Dataset rows about figures:

--------

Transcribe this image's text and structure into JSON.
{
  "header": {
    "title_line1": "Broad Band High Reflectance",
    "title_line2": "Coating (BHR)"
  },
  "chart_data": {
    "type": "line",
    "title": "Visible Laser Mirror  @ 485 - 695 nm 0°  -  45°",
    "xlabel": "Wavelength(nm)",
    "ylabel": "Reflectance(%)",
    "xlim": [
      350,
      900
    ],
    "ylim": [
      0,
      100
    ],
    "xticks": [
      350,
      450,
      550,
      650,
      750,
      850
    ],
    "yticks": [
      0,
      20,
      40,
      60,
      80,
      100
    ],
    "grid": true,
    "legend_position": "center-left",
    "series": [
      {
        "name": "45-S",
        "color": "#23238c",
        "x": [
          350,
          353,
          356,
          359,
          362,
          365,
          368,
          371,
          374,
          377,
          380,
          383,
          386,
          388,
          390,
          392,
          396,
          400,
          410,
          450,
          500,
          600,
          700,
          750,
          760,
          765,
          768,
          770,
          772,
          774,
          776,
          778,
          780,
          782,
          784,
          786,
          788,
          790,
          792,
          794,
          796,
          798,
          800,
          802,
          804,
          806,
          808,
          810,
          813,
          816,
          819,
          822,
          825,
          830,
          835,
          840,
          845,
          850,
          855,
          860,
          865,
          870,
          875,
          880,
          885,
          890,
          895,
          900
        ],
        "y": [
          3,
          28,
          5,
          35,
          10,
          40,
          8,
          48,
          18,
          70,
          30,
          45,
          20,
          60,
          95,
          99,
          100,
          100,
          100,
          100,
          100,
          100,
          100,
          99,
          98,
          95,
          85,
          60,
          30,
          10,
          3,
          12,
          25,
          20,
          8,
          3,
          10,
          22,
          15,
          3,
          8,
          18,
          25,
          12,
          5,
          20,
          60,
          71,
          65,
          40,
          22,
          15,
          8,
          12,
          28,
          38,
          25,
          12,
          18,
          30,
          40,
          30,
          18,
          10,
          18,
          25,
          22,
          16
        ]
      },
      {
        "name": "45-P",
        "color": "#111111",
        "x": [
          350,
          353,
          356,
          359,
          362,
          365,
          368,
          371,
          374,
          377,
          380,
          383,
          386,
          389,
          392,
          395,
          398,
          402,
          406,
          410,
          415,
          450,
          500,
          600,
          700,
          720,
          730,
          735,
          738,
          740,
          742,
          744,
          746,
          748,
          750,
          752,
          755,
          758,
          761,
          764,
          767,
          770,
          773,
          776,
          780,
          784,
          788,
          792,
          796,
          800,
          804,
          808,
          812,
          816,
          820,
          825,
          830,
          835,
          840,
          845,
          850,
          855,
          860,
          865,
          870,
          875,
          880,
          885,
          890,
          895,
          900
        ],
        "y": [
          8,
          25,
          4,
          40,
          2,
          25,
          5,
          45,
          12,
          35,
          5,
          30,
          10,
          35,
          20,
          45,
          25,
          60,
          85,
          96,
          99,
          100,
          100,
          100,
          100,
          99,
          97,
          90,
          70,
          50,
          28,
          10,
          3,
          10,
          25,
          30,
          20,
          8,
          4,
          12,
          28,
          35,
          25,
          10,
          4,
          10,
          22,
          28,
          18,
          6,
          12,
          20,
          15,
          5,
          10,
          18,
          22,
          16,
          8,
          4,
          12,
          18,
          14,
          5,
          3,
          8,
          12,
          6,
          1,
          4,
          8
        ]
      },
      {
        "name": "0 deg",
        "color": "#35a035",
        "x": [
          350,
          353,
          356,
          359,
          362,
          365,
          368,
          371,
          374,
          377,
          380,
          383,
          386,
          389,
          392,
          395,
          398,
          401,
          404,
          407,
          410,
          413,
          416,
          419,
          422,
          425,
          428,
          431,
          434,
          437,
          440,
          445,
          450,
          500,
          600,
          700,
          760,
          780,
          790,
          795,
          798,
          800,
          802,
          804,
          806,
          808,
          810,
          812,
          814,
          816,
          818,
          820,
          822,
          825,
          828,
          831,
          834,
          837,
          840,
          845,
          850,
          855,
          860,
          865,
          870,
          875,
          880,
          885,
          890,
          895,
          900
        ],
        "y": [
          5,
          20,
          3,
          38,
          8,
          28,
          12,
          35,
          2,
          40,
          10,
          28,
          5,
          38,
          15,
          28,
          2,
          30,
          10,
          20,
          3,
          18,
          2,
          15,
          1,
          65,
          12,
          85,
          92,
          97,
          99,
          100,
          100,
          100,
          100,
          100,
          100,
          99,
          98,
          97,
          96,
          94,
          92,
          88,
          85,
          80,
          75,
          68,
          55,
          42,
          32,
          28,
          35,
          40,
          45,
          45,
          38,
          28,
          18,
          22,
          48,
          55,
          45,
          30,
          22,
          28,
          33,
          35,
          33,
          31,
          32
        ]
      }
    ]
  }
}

--------

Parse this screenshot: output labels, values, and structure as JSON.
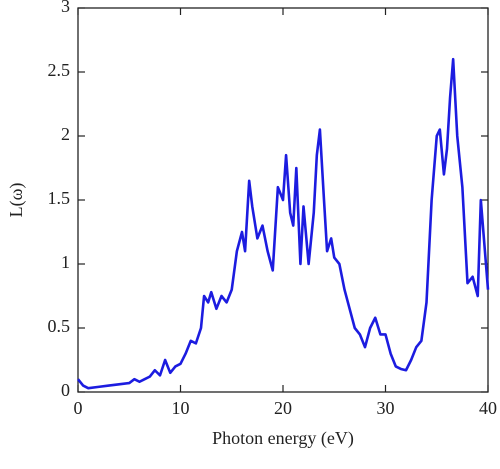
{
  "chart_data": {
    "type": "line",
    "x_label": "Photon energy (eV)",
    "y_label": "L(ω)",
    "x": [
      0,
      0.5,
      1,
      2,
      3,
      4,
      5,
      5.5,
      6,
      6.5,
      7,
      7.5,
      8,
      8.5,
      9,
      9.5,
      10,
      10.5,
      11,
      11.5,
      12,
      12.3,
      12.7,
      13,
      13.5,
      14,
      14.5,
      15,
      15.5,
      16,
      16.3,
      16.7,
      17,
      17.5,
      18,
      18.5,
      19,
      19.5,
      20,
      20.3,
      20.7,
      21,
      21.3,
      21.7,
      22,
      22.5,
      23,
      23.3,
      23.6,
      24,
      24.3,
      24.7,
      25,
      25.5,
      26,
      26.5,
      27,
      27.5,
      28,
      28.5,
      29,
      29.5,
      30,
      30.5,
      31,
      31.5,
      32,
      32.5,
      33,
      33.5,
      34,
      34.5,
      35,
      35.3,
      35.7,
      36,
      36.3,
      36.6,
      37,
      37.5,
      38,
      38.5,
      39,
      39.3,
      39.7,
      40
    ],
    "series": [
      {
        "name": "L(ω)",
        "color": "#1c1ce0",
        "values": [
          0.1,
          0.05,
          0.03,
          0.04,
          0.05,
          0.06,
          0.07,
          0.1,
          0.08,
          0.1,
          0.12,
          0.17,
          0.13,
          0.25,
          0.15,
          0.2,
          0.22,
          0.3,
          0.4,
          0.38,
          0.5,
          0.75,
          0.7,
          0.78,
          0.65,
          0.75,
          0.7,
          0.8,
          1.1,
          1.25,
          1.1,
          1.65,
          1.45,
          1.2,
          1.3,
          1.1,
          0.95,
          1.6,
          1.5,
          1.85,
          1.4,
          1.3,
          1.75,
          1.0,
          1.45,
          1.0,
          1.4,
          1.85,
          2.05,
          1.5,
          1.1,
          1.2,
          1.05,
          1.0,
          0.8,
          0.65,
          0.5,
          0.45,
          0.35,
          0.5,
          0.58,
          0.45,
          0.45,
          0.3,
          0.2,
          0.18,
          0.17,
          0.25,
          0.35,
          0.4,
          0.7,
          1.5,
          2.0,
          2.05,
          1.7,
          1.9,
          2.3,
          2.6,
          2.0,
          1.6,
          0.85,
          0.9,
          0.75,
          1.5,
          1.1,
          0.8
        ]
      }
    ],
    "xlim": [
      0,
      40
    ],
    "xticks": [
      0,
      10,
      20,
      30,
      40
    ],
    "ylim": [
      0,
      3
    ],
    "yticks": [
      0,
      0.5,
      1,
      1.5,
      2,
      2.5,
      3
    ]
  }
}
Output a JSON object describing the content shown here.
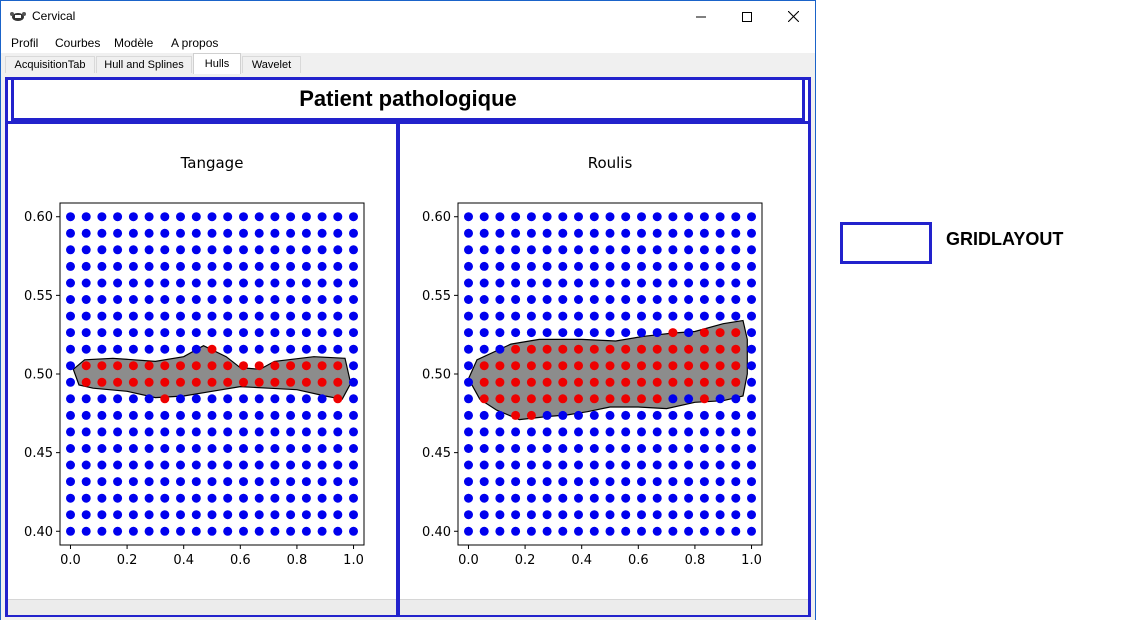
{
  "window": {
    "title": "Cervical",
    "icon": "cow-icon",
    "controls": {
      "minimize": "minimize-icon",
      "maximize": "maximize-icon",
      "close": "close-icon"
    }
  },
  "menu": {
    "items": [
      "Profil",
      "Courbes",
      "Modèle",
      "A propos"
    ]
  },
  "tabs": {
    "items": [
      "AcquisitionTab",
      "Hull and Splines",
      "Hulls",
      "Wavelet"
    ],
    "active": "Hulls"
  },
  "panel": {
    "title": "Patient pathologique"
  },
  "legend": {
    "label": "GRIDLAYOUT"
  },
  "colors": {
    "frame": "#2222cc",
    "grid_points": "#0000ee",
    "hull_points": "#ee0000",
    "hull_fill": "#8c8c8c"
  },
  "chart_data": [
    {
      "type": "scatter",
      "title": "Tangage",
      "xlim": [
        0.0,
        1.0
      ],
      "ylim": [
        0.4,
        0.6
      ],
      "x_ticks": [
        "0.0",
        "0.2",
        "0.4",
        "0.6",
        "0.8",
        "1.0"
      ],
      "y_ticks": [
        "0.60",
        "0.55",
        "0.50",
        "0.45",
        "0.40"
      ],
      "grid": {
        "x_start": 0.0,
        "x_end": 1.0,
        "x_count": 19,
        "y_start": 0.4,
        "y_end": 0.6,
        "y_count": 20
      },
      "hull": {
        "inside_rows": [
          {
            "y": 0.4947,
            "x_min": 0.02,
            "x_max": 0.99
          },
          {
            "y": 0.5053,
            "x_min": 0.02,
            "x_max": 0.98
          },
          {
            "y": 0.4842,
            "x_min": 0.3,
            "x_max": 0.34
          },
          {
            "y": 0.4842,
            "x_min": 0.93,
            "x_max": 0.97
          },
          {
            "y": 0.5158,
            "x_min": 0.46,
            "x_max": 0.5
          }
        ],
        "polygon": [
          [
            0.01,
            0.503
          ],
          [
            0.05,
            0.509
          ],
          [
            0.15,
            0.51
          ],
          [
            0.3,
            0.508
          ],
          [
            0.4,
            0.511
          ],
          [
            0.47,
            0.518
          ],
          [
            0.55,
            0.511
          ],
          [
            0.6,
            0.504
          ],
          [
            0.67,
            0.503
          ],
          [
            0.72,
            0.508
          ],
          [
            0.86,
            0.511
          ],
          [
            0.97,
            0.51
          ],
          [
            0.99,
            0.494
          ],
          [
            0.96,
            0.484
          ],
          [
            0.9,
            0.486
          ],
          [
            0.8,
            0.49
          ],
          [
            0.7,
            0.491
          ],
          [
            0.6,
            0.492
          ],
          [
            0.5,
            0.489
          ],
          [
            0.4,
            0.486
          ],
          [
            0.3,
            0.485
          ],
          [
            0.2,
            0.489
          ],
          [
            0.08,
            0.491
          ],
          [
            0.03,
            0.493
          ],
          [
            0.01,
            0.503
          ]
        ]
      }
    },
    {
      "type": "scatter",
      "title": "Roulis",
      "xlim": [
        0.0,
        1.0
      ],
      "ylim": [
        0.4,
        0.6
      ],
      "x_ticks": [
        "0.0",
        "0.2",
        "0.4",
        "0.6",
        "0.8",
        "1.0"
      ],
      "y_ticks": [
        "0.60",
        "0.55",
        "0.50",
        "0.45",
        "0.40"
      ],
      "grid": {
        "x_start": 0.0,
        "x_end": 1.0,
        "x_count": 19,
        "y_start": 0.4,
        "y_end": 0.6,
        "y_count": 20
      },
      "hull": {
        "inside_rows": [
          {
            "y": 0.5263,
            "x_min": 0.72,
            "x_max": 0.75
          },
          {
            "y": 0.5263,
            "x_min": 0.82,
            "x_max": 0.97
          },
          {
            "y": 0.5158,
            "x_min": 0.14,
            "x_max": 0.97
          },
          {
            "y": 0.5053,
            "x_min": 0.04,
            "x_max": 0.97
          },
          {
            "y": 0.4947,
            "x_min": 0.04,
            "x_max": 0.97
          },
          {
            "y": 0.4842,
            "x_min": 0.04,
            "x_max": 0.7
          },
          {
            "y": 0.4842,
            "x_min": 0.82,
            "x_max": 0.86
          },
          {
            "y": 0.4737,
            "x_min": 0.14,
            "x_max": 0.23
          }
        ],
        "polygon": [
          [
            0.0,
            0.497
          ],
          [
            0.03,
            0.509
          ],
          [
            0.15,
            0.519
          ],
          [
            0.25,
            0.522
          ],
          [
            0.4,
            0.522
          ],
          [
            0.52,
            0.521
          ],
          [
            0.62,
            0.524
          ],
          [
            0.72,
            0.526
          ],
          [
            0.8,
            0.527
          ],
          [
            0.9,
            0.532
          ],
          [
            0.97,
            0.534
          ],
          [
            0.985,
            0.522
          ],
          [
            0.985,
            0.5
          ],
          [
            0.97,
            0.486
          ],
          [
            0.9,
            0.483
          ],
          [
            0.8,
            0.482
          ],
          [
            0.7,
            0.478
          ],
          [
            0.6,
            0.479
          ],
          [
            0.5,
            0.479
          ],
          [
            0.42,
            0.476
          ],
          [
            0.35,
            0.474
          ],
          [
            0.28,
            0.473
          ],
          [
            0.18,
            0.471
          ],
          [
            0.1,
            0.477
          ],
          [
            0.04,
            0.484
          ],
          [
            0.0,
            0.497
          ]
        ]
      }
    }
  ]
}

--------

◆ **THE REQUEST**
Give the number of lines in the entries that hold the word "structure", and nothing else.

◆ **RESPONSE TO THIS EXERCISE**
2